Start of MATERIALS PROVIDED
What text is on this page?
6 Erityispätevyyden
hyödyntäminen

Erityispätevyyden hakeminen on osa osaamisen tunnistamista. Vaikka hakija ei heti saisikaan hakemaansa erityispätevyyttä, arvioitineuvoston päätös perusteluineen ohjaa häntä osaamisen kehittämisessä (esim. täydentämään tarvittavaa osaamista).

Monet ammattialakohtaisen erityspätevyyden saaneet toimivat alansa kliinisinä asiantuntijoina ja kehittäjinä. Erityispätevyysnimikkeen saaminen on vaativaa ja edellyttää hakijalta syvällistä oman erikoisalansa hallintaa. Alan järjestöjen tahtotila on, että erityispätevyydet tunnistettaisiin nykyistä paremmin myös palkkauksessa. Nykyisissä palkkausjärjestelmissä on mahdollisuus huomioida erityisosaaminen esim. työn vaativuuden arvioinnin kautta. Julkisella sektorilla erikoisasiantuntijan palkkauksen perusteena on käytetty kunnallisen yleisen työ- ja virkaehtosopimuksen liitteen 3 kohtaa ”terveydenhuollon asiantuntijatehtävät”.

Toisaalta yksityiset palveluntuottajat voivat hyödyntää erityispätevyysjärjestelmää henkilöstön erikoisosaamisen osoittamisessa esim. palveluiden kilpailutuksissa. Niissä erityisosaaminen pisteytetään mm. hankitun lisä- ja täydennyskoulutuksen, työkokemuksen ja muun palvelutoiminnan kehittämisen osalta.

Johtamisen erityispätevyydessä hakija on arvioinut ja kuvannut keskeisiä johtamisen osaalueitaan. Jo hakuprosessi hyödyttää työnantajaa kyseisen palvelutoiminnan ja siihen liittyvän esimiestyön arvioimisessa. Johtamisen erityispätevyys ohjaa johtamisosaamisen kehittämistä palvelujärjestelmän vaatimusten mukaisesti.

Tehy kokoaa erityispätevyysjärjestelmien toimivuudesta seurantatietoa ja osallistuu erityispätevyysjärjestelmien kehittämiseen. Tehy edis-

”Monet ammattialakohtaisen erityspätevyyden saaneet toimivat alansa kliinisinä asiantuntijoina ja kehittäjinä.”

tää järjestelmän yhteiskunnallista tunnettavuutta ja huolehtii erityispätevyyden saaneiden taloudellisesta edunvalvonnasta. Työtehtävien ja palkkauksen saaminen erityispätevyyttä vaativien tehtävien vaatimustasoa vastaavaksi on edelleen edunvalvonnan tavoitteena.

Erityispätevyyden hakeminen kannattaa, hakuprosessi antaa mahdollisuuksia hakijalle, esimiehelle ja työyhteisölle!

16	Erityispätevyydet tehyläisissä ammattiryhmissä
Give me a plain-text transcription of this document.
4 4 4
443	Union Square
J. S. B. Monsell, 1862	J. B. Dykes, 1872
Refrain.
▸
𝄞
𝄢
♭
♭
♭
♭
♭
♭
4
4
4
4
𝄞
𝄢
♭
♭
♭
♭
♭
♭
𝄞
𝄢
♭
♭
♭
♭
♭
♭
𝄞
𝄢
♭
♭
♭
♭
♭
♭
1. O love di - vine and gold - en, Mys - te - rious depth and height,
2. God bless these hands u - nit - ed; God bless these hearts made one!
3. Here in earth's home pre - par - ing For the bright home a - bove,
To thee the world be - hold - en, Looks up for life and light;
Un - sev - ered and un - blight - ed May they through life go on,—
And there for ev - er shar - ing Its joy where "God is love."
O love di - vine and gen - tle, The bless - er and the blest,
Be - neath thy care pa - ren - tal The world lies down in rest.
End of MATERIALS PROVIDED
Start of MATERIALS PROVIDED
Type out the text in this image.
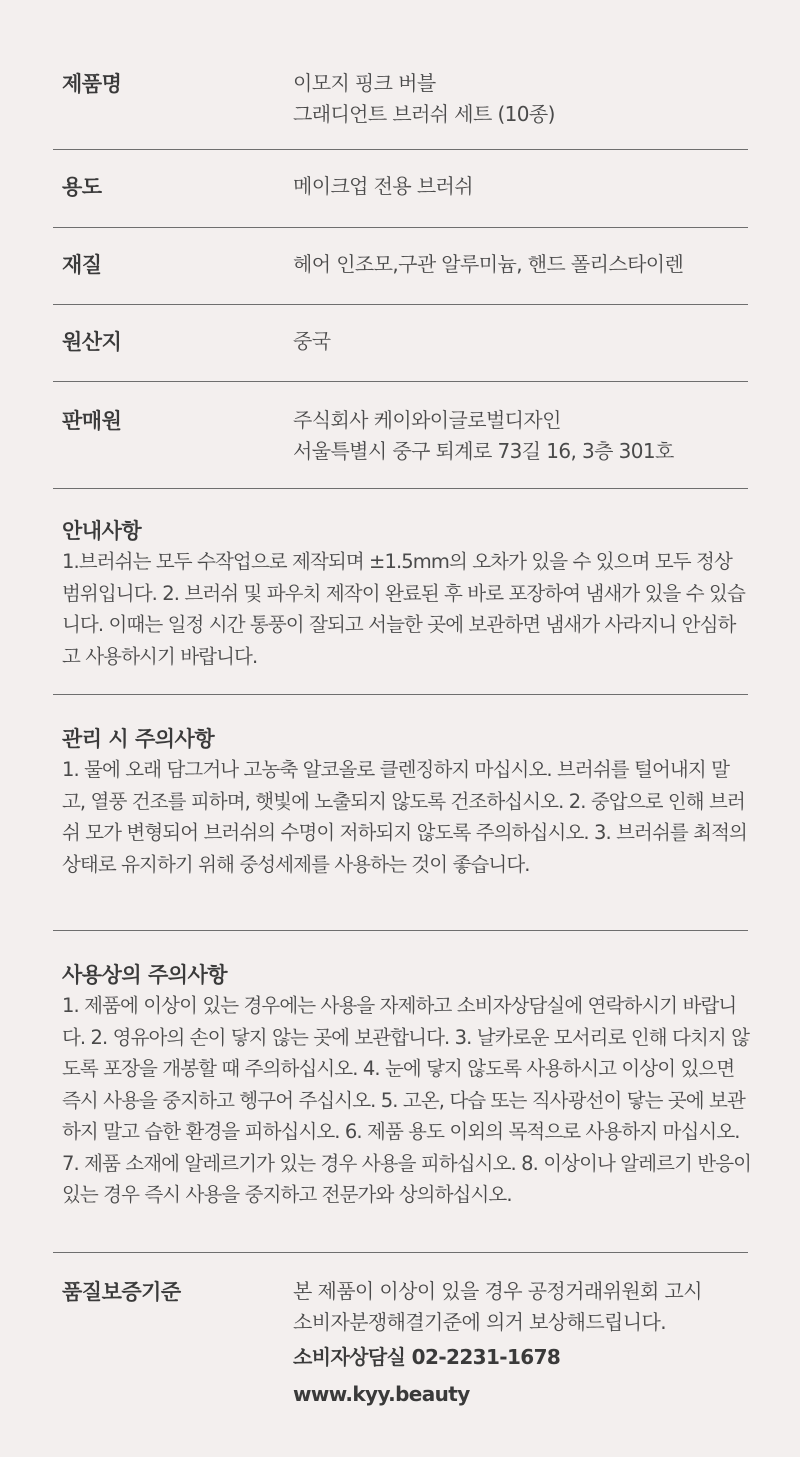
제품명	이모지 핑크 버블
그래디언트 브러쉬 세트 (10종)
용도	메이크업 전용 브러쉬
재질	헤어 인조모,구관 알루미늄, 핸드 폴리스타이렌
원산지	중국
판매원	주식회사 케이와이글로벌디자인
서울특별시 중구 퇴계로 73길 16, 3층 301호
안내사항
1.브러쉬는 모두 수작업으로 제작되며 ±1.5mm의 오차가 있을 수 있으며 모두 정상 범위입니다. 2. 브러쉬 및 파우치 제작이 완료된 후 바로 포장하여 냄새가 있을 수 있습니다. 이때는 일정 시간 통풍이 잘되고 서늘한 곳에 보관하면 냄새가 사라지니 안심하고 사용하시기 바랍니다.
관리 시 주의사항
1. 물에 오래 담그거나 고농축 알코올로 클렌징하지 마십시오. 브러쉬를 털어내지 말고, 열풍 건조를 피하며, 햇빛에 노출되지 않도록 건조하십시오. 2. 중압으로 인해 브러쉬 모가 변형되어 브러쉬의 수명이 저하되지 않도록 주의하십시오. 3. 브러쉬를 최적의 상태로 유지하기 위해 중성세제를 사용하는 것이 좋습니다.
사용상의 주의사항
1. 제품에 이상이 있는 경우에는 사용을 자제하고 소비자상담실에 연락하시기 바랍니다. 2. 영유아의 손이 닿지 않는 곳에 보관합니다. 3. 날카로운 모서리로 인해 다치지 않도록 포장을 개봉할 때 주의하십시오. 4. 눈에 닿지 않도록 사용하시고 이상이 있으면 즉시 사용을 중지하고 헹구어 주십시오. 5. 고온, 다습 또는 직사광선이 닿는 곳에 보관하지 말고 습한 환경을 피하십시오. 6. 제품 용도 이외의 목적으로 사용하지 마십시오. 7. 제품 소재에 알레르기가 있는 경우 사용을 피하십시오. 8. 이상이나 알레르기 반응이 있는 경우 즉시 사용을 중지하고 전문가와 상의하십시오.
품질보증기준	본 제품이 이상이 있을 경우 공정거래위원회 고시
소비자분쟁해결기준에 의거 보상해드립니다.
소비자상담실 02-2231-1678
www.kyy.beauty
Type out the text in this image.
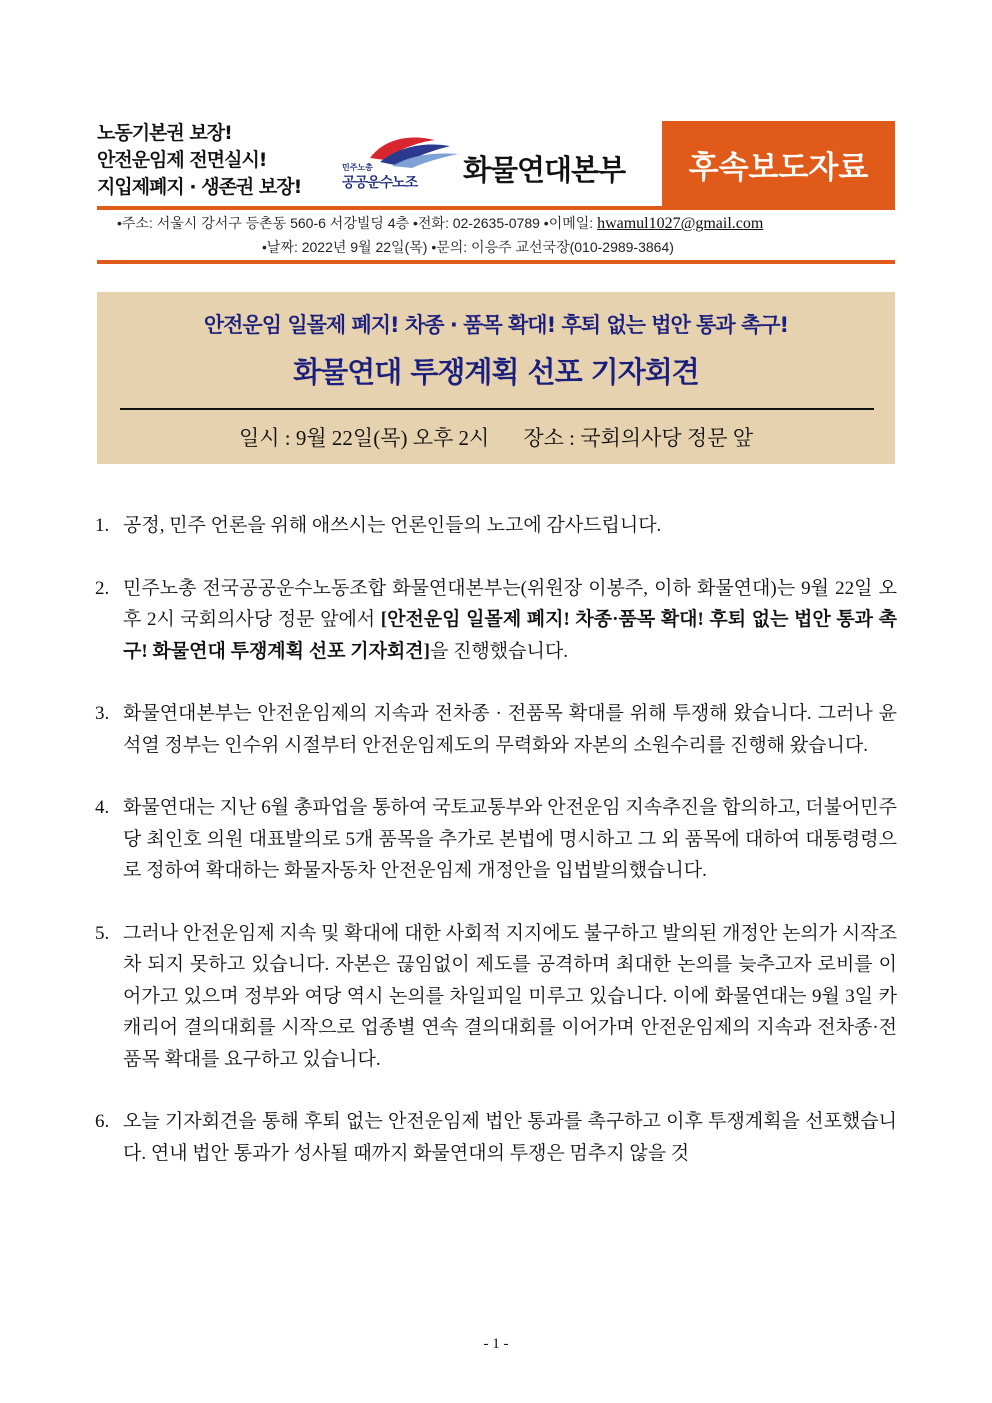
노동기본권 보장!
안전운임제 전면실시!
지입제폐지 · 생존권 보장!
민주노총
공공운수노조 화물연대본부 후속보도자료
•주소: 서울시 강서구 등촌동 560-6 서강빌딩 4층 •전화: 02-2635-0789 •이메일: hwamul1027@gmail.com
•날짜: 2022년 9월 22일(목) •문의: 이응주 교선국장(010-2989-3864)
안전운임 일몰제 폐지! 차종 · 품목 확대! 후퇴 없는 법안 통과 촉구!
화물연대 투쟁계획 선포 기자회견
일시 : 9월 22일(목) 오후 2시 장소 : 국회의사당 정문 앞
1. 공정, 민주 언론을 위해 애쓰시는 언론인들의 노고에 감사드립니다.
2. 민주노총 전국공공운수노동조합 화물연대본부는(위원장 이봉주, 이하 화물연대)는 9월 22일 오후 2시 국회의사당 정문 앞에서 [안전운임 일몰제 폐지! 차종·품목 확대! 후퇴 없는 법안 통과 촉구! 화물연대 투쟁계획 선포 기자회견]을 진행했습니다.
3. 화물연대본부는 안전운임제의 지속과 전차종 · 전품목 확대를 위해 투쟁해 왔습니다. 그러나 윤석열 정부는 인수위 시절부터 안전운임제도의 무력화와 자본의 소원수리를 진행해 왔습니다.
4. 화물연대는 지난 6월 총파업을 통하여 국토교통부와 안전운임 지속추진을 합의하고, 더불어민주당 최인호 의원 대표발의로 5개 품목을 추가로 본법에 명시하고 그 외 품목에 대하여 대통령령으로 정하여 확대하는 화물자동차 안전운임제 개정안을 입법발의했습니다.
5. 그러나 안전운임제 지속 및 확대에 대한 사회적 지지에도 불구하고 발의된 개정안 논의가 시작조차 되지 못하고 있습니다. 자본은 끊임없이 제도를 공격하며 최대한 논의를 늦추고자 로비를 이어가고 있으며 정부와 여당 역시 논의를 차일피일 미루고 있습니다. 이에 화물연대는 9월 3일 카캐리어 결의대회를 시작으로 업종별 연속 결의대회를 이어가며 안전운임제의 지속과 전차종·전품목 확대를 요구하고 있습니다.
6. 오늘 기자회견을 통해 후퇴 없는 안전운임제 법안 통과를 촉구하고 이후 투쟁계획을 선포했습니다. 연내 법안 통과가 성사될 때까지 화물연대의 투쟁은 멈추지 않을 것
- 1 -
End of MATERIALS PROVIDED
EXERCISE
Copy out each line of the entries that holds "국회의사당".

COMPLETE OUTPUT
일시 : 9월 22일(목) 오후 2시 장소 : 국회의사당 정문 앞
2. 민주노총 전국공공운수노동조합 화물연대본부는(위원장 이봉주, 이하 화물연대)는 9월 22일 오후 2시 국회의사당 정문 앞에서 [안전운임 일몰제 폐지! 차종·품목 확대! 후퇴 없는 법안 통과 촉구! 화물연대 투쟁계획 선포 기자회견]을 진행했습니다.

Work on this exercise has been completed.